> [MATERIAL FOR THIS EXERCISE]
----------
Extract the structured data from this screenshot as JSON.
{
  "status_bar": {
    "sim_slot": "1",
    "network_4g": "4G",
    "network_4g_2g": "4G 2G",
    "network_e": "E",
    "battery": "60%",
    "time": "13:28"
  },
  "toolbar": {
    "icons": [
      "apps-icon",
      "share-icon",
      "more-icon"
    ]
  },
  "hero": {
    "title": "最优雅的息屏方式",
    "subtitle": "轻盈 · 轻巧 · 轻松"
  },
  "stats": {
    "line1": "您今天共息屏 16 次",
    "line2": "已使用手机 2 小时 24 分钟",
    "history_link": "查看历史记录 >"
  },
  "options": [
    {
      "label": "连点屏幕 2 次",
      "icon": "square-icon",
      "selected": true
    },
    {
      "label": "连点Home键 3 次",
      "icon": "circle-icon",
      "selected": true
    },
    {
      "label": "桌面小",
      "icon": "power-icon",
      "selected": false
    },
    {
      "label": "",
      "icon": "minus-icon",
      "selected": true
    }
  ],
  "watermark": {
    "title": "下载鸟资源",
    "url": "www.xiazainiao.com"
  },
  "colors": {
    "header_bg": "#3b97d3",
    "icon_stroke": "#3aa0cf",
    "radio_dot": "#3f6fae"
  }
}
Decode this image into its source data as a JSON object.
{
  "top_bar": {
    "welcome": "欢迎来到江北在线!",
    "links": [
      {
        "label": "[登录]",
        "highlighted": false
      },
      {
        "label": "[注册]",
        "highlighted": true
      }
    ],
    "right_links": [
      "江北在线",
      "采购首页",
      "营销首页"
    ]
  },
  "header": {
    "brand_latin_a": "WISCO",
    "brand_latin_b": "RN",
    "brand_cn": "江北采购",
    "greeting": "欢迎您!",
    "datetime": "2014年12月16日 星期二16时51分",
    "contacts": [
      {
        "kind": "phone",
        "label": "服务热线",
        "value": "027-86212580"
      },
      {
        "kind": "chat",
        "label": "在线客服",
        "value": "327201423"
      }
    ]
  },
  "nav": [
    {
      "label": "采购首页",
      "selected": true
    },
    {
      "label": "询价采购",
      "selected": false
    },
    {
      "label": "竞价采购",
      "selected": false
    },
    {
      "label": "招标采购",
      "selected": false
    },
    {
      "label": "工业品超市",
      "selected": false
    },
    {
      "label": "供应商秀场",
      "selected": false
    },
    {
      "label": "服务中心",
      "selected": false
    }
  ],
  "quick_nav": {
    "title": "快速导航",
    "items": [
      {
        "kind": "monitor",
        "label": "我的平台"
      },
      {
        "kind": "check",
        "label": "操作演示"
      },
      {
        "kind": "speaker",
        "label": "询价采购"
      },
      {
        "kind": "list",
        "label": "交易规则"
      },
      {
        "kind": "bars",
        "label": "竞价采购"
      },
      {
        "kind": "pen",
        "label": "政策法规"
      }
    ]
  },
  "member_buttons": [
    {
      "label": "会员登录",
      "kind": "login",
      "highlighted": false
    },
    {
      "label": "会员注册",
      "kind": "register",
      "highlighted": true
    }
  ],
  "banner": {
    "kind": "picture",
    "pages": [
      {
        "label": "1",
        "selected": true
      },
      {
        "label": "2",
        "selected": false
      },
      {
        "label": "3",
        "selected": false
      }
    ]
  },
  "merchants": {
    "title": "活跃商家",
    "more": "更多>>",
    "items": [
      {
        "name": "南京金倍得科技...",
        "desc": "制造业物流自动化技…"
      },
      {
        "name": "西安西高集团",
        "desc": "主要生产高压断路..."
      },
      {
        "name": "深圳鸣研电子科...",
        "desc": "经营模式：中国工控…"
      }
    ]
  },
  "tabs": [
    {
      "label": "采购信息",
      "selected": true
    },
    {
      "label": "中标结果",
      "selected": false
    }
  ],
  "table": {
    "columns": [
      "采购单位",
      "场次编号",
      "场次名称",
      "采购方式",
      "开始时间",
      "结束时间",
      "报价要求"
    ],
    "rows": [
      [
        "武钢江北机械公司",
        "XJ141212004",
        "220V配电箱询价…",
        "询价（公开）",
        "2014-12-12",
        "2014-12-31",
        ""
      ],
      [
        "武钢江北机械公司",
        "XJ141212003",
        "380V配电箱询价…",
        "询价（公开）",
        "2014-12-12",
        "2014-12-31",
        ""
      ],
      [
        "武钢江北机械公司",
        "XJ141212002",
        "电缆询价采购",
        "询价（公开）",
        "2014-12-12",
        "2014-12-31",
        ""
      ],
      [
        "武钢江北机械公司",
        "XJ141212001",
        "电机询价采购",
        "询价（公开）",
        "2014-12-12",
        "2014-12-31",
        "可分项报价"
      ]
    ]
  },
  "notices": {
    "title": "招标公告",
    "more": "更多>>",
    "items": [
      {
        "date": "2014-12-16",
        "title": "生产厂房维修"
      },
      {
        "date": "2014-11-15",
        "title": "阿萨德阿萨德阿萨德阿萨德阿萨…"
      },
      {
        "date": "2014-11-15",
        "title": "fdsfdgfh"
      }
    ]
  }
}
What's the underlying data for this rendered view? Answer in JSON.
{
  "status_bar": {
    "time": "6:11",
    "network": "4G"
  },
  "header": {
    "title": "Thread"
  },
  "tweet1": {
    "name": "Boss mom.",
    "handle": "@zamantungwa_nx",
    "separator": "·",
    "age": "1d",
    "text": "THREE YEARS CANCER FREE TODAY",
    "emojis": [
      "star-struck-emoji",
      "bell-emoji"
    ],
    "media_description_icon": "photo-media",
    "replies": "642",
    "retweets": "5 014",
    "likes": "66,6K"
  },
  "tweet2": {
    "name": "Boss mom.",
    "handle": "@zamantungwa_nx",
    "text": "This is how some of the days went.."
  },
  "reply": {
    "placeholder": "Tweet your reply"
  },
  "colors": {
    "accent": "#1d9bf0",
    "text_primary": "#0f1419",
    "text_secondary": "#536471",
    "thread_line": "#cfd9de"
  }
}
----------
> [TASK INSTRUCTIONS] Produce a verbatim transcription of the entries above.

> [REPLY]
Extract the structured data from this screenshot as JSON.
{
  "status_bar": {
    "sim_slot": "1",
    "network_4g": "4G",
    "network_4g_2g": "4G 2G",
    "network_e": "E",
    "battery": "60%",
    "time": "13:28"
  },
  "toolbar": {
    "icons": [
      "apps-icon",
      "share-icon",
      "more-icon"
    ]
  },
  "hero": {
    "title": "最优雅的息屏方式",
    "subtitle": "轻盈 · 轻巧 · 轻松"
  },
  "stats": {
    "line1": "您今天共息屏 16 次",
    "line2": "已使用手机 2 小时 24 分钟",
    "history_link": "查看历史记录 >"
  },
  "options": [
    {
      "label": "连点屏幕 2 次",
      "icon": "square-icon",
      "selected": true
    },
    {
      "label": "连点Home键 3 次",
      "icon": "circle-icon",
      "selected": true
    },
    {
      "label": "桌面小",
      "icon": "power-icon",
      "selected": false
    },
    {
      "label": "",
      "icon": "minus-icon",
      "selected": true
    }
  ],
  "watermark": {
    "title": "下载鸟资源",
    "url": "www.xiazainiao.com"
  },
  "colors": {
    "header_bg": "#3b97d3",
    "icon_stroke": "#3aa0cf",
    "radio_dot": "#3f6fae"
  }
}
Decode this image into its source data as a JSON object.
{
  "top_bar": {
    "welcome": "欢迎来到江北在线!",
    "links": [
      {
        "label": "[登录]",
        "highlighted": false
      },
      {
        "label": "[注册]",
        "highlighted": true
      }
    ],
    "right_links": [
      "江北在线",
      "采购首页",
      "营销首页"
    ]
  },
  "header": {
    "brand_latin_a": "WISCO",
    "brand_latin_b": "RN",
    "brand_cn": "江北采购",
    "greeting": "欢迎您!",
    "datetime": "2014年12月16日 星期二16时51分",
    "contacts": [
      {
        "kind": "phone",
        "label": "服务热线",
        "value": "027-86212580"
      },
      {
        "kind": "chat",
        "label": "在线客服",
        "value": "327201423"
      }
    ]
  },
  "nav": [
    {
      "label": "采购首页",
      "selected": true
    },
    {
      "label": "询价采购",
      "selected": false
    },
    {
      "label": "竞价采购",
      "selected": false
    },
    {
      "label": "招标采购",
      "selected": false
    },
    {
      "label": "工业品超市",
      "selected": false
    },
    {
      "label": "供应商秀场",
      "selected": false
    },
    {
      "label": "服务中心",
      "selected": false
    }
  ],
  "quick_nav": {
    "title": "快速导航",
    "items": [
      {
        "kind": "monitor",
        "label": "我的平台"
      },
      {
        "kind": "check",
        "label": "操作演示"
      },
      {
        "kind": "speaker",
        "label": "询价采购"
      },
      {
        "kind": "list",
        "label": "交易规则"
      },
      {
        "kind": "bars",
        "label": "竞价采购"
      },
      {
        "kind": "pen",
        "label": "政策法规"
      }
    ]
  },
  "member_buttons": [
    {
      "label": "会员登录",
      "kind": "login",
      "highlighted": false
    },
    {
      "label": "会员注册",
      "kind": "register",
      "highlighted": true
    }
  ],
  "banner": {
    "kind": "picture",
    "pages": [
      {
        "label": "1",
        "selected": true
      },
      {
        "label": "2",
        "selected": false
      },
      {
        "label": "3",
        "selected": false
      }
    ]
  },
  "merchants": {
    "title": "活跃商家",
    "more": "更多>>",
    "items": [
      {
        "name": "南京金倍得科技...",
        "desc": "制造业物流自动化技…"
      },
      {
        "name": "西安西高集团",
        "desc": "主要生产高压断路..."
      },
      {
        "name": "深圳鸣研电子科...",
        "desc": "经营模式：中国工控…"
      }
    ]
  },
  "tabs": [
    {
      "label": "采购信息",
      "selected": true
    },
    {
      "label": "中标结果",
      "selected": false
    }
  ],
  "table": {
    "columns": [
      "采购单位",
      "场次编号",
      "场次名称",
      "采购方式",
      "开始时间",
      "结束时间",
      "报价要求"
    ],
    "rows": [
      [
        "武钢江北机械公司",
        "XJ141212004",
        "220V配电箱询价…",
        "询价（公开）",
        "2014-12-12",
        "2014-12-31",
        ""
      ],
      [
        "武钢江北机械公司",
        "XJ141212003",
        "380V配电箱询价…",
        "询价（公开）",
        "2014-12-12",
        "2014-12-31",
        ""
      ],
      [
        "武钢江北机械公司",
        "XJ141212002",
        "电缆询价采购",
        "询价（公开）",
        "2014-12-12",
        "2014-12-31",
        ""
      ],
      [
        "武钢江北机械公司",
        "XJ141212001",
        "电机询价采购",
        "询价（公开）",
        "2014-12-12",
        "2014-12-31",
        "可分项报价"
      ]
    ]
  },
  "notices": {
    "title": "招标公告",
    "more": "更多>>",
    "items": [
      {
        "date": "2014-12-16",
        "title": "生产厂房维修"
      },
      {
        "date": "2014-11-15",
        "title": "阿萨德阿萨德阿萨德阿萨德阿萨…"
      },
      {
        "date": "2014-11-15",
        "title": "fdsfdgfh"
      }
    ]
  }
}
What's the underlying data for this rendered view? Answer in JSON.
{
  "status_bar": {
    "time": "6:11",
    "network": "4G"
  },
  "header": {
    "title": "Thread"
  },
  "tweet1": {
    "name": "Boss mom.",
    "handle": "@zamantungwa_nx",
    "separator": "·",
    "age": "1d",
    "text": "THREE YEARS CANCER FREE TODAY",
    "emojis": [
      "star-struck-emoji",
      "bell-emoji"
    ],
    "media_description_icon": "photo-media",
    "replies": "642",
    "retweets": "5 014",
    "likes": "66,6K"
  },
  "tweet2": {
    "name": "Boss mom.",
    "handle": "@zamantungwa_nx",
    "text": "This is how some of the days went.."
  },
  "reply": {
    "placeholder": "Tweet your reply"
  },
  "colors": {
    "accent": "#1d9bf0",
    "text_primary": "#0f1419",
    "text_secondary": "#536471",
    "thread_line": "#cfd9de"
  }
}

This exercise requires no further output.